Collected data entries

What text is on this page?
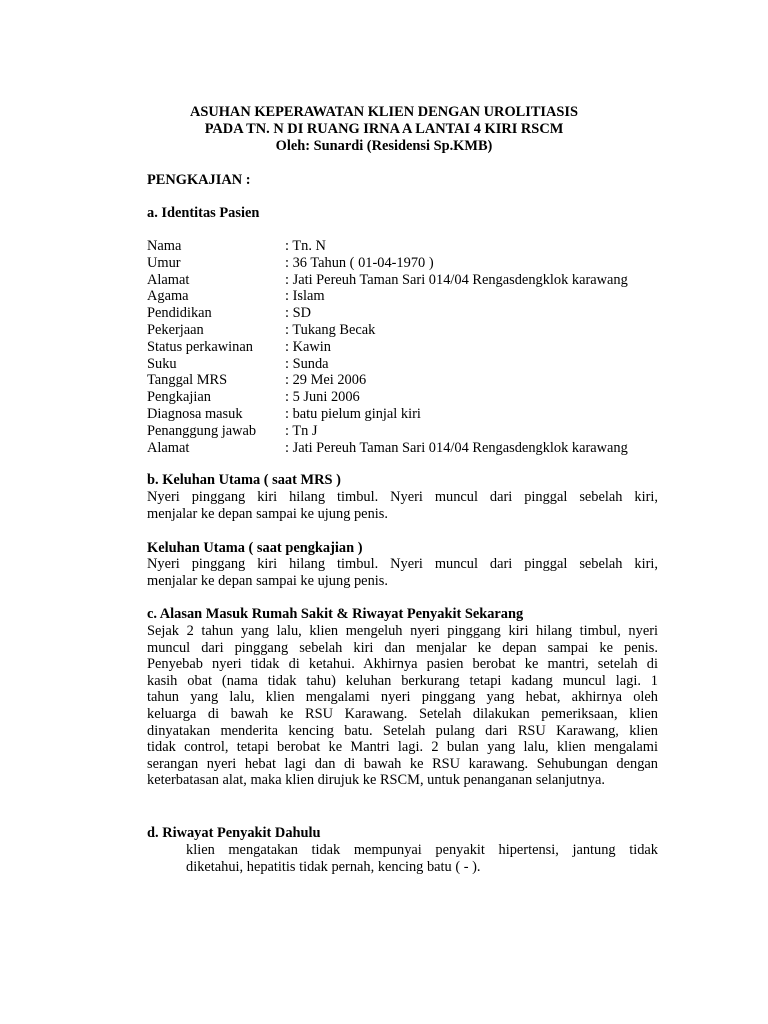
ASUHAN KEPERAWATAN KLIEN DENGAN UROLITIASIS
PADA TN. N DI RUANG IRNA A LANTAI 4 KIRI RSCM
Oleh: Sunardi (Residensi Sp.KMB)
PENGKAJIAN :
a. Identitas Pasien
Nama	: Tn. N
Umur	: 36 Tahun ( 01-04-1970 )
Alamat	: Jati Pereuh Taman Sari 014/04 Rengasdengklok karawang
Agama	: Islam
Pendidikan	: SD
Pekerjaan	: Tukang Becak
Status perkawinan : Kawin
Suku	: Sunda
Tanggal MRS	: 29 Mei 2006
Pengkajian	: 5 Juni 2006
Diagnosa masuk	: batu pielum ginjal kiri
Penanggung jawab : Tn J
Alamat	: Jati Pereuh Taman Sari 014/04 Rengasdengklok karawang
b. Keluhan Utama ( saat MRS )
Nyeri pinggang kiri hilang timbul. Nyeri muncul dari pinggal sebelah kiri,
menjalar ke depan sampai ke ujung penis.
Keluhan Utama ( saat pengkajian )
Nyeri pinggang kiri hilang timbul. Nyeri muncul dari pinggal sebelah kiri,
menjalar ke depan sampai ke ujung penis.
c. Alasan Masuk Rumah Sakit & Riwayat Penyakit Sekarang
Sejak 2 tahun yang lalu, klien mengeluh nyeri pinggang kiri hilang timbul, nyeri
muncul dari pinggang sebelah kiri dan menjalar ke depan sampai ke penis.
Penyebab nyeri tidak di ketahui. Akhirnya pasien berobat ke mantri, setelah di
kasih obat (nama tidak tahu) keluhan berkurang tetapi kadang muncul lagi. 1
tahun yang lalu, klien mengalami nyeri pinggang yang hebat, akhirnya oleh
keluarga di bawah ke RSU Karawang. Setelah dilakukan pemeriksaan, klien
dinyatakan menderita kencing batu. Setelah pulang dari RSU Karawang, klien
tidak control, tetapi berobat ke Mantri lagi. 2 bulan yang lalu, klien mengalami
serangan nyeri hebat lagi dan di bawah ke RSU karawang. Sehubungan dengan
keterbatasan alat, maka klien dirujuk ke RSCM, untuk penanganan selanjutnya.
d. Riwayat Penyakit Dahulu
klien mengatakan tidak mempunyai penyakit hipertensi, jantung tidak
diketahui, hepatitis tidak pernah, kencing batu ( - ).
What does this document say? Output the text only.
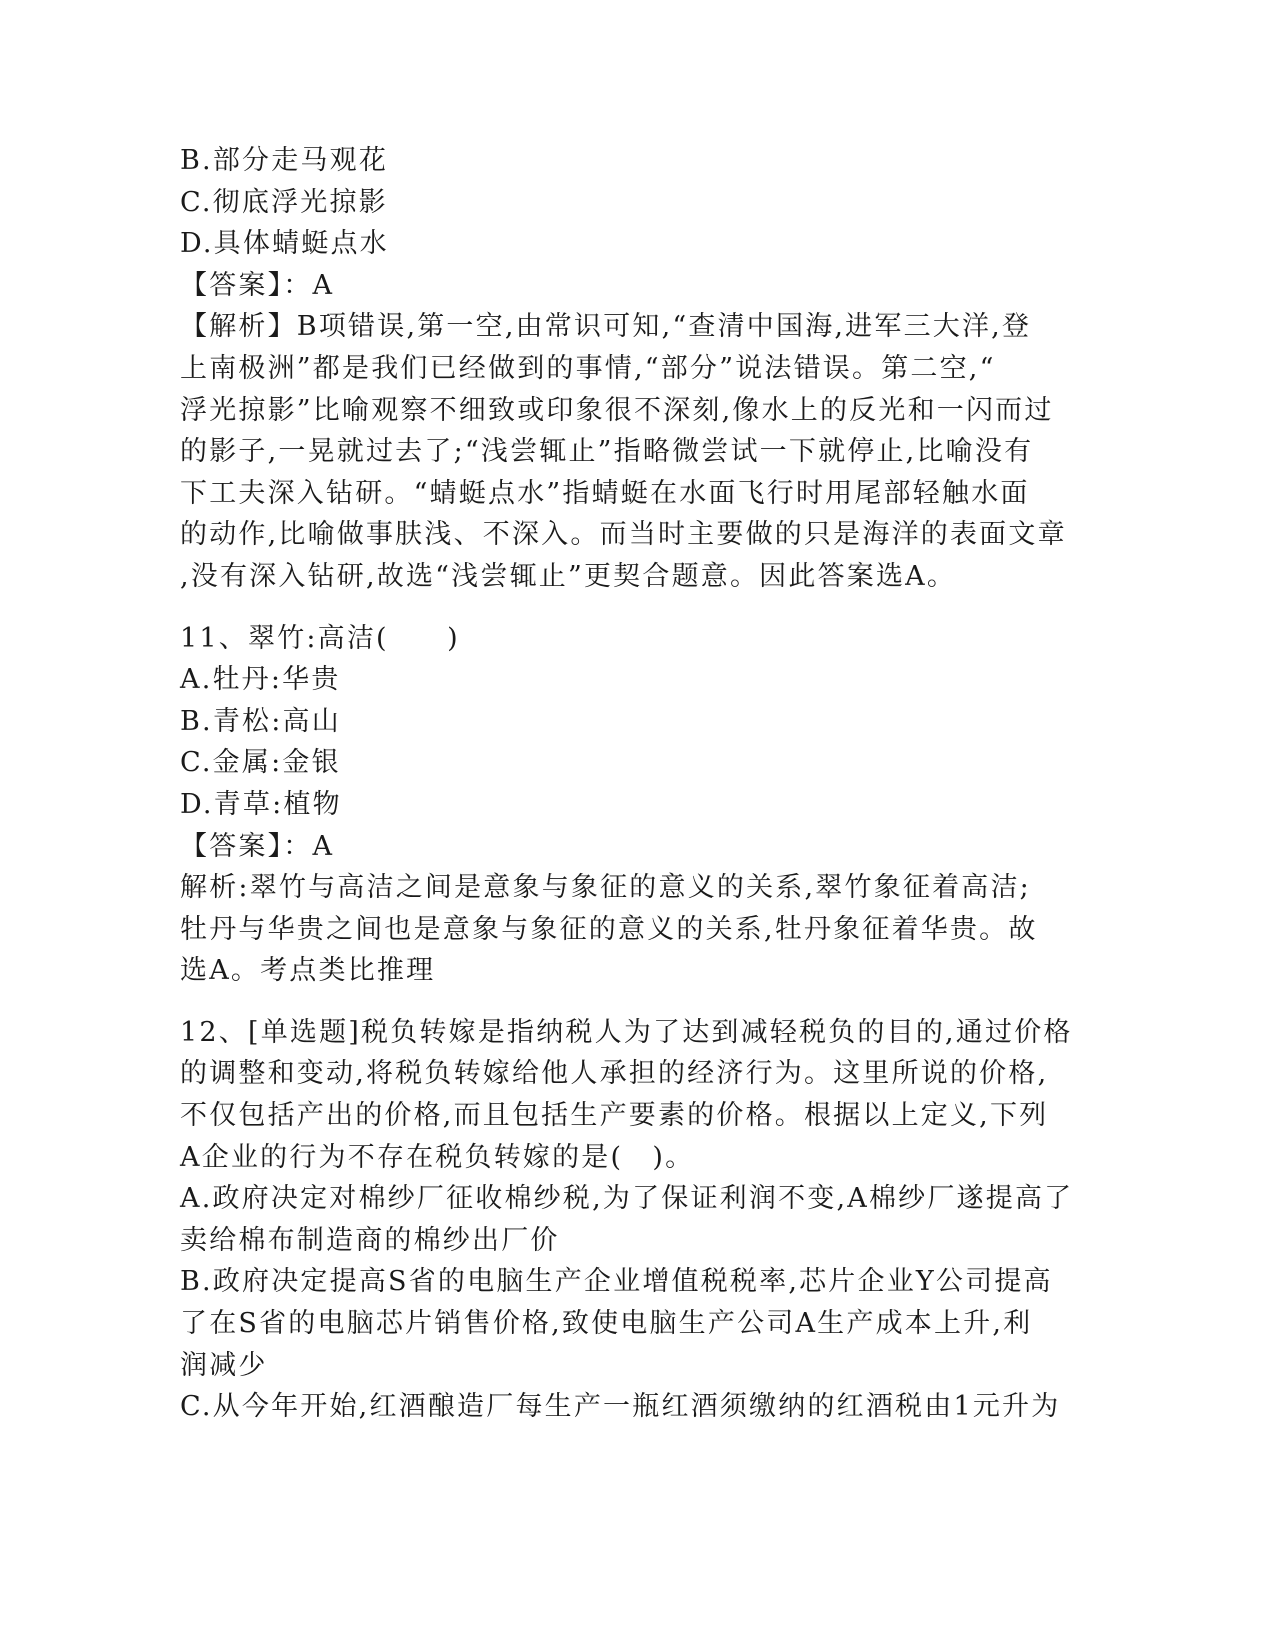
B.部分走马观花

C.彻底浮光掠影

D.具体蜻蜓点水

【答案】：A

【解析】B项错误,第一空,由常识可知,“查清中国海,进军三大洋,登

上南极洲”都是我们已经做到的事情,“部分”说法错误。第二空,“

浮光掠影”比喻观察不细致或印象很不深刻,像水上的反光和一闪而过

的影子,一晃就过去了;“浅尝辄止”指略微尝试一下就停止,比喻没有

下工夫深入钻研。“蜻蜓点水”指蜻蜓在水面飞行时用尾部轻触水面

的动作,比喻做事肤浅、不深入。而当时主要做的只是海洋的表面文章

,没有深入钻研,故选“浅尝辄止”更契合题意。因此答案选A。

11、翠竹:高洁(　　)

A.牡丹:华贵

B.青松:高山

C.金属:金银

D.青草:植物

【答案】：A

解析:翠竹与高洁之间是意象与象征的意义的关系,翠竹象征着高洁;

牡丹与华贵之间也是意象与象征的意义的关系,牡丹象征着华贵。故

选A。考点类比推理

12、[单选题]税负转嫁是指纳税人为了达到减轻税负的目的,通过价格

的调整和变动,将税负转嫁给他人承担的经济行为。这里所说的价格,

不仅包括产出的价格,而且包括生产要素的价格。根据以上定义,下列

A企业的行为不存在税负转嫁的是(　)。

A.政府决定对棉纱厂征收棉纱税,为了保证利润不变,A棉纱厂遂提高了

卖给棉布制造商的棉纱出厂价

B.政府决定提高S省的电脑生产企业增值税税率,芯片企业Y公司提高

了在S省的电脑芯片销售价格,致使电脑生产公司A生产成本上升,利

润减少

C.从今年开始,红酒酿造厂每生产一瓶红酒须缴纳的红酒税由1元升为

__Task objective__
Print out the lines exactly, skipping any picture.

__Expected output__
What text is on this page?
ASUHAN KEPERAWATAN KLIEN DENGAN UROLITIASIS
PADA TN. N DI RUANG IRNA A LANTAI 4 KIRI RSCM
Oleh: Sunardi (Residensi Sp.KMB)
PENGKAJIAN :
a. Identitas Pasien
Nama	: Tn. N
Umur	: 36 Tahun ( 01-04-1970 )
Alamat	: Jati Pereuh Taman Sari 014/04 Rengasdengklok karawang
Agama	: Islam
Pendidikan	: SD
Pekerjaan	: Tukang Becak
Status perkawinan : Kawin
Suku	: Sunda
Tanggal MRS	: 29 Mei 2006
Pengkajian	: 5 Juni 2006
Diagnosa masuk	: batu pielum ginjal kiri
Penanggung jawab : Tn J
Alamat	: Jati Pereuh Taman Sari 014/04 Rengasdengklok karawang
b. Keluhan Utama ( saat MRS )
Nyeri pinggang kiri hilang timbul. Nyeri muncul dari pinggal sebelah kiri,
menjalar ke depan sampai ke ujung penis.
Keluhan Utama ( saat pengkajian )
Nyeri pinggang kiri hilang timbul. Nyeri muncul dari pinggal sebelah kiri,
menjalar ke depan sampai ke ujung penis.
c. Alasan Masuk Rumah Sakit & Riwayat Penyakit Sekarang
Sejak 2 tahun yang lalu, klien mengeluh nyeri pinggang kiri hilang timbul, nyeri
muncul dari pinggang sebelah kiri dan menjalar ke depan sampai ke penis.
Penyebab nyeri tidak di ketahui. Akhirnya pasien berobat ke mantri, setelah di
kasih obat (nama tidak tahu) keluhan berkurang tetapi kadang muncul lagi. 1
tahun yang lalu, klien mengalami nyeri pinggang yang hebat, akhirnya oleh
keluarga di bawah ke RSU Karawang. Setelah dilakukan pemeriksaan, klien
dinyatakan menderita kencing batu. Setelah pulang dari RSU Karawang, klien
tidak control, tetapi berobat ke Mantri lagi. 2 bulan yang lalu, klien mengalami
serangan nyeri hebat lagi dan di bawah ke RSU karawang. Sehubungan dengan
keterbatasan alat, maka klien dirujuk ke RSCM, untuk penanganan selanjutnya.
d. Riwayat Penyakit Dahulu
klien mengatakan tidak mempunyai penyakit hipertensi, jantung tidak
diketahui, hepatitis tidak pernah, kencing batu ( - ).
What does this document say? Output the text only.
B.部分走马观花

C.彻底浮光掠影

D.具体蜻蜓点水

【答案】：A

【解析】B项错误,第一空,由常识可知,“查清中国海,进军三大洋,登

上南极洲”都是我们已经做到的事情,“部分”说法错误。第二空,“

浮光掠影”比喻观察不细致或印象很不深刻,像水上的反光和一闪而过

的影子,一晃就过去了;“浅尝辄止”指略微尝试一下就停止,比喻没有

下工夫深入钻研。“蜻蜓点水”指蜻蜓在水面飞行时用尾部轻触水面

的动作,比喻做事肤浅、不深入。而当时主要做的只是海洋的表面文章

,没有深入钻研,故选“浅尝辄止”更契合题意。因此答案选A。

11、翠竹:高洁(　　)

A.牡丹:华贵

B.青松:高山

C.金属:金银

D.青草:植物

【答案】：A

解析:翠竹与高洁之间是意象与象征的意义的关系,翠竹象征着高洁;

牡丹与华贵之间也是意象与象征的意义的关系,牡丹象征着华贵。故

选A。考点类比推理

12、[单选题]税负转嫁是指纳税人为了达到减轻税负的目的,通过价格

的调整和变动,将税负转嫁给他人承担的经济行为。这里所说的价格,

不仅包括产出的价格,而且包括生产要素的价格。根据以上定义,下列

A企业的行为不存在税负转嫁的是(　)。

A.政府决定对棉纱厂征收棉纱税,为了保证利润不变,A棉纱厂遂提高了

卖给棉布制造商的棉纱出厂价

B.政府决定提高S省的电脑生产企业增值税税率,芯片企业Y公司提高

了在S省的电脑芯片销售价格,致使电脑生产公司A生产成本上升,利

润减少

C.从今年开始,红酒酿造厂每生产一瓶红酒须缴纳的红酒税由1元升为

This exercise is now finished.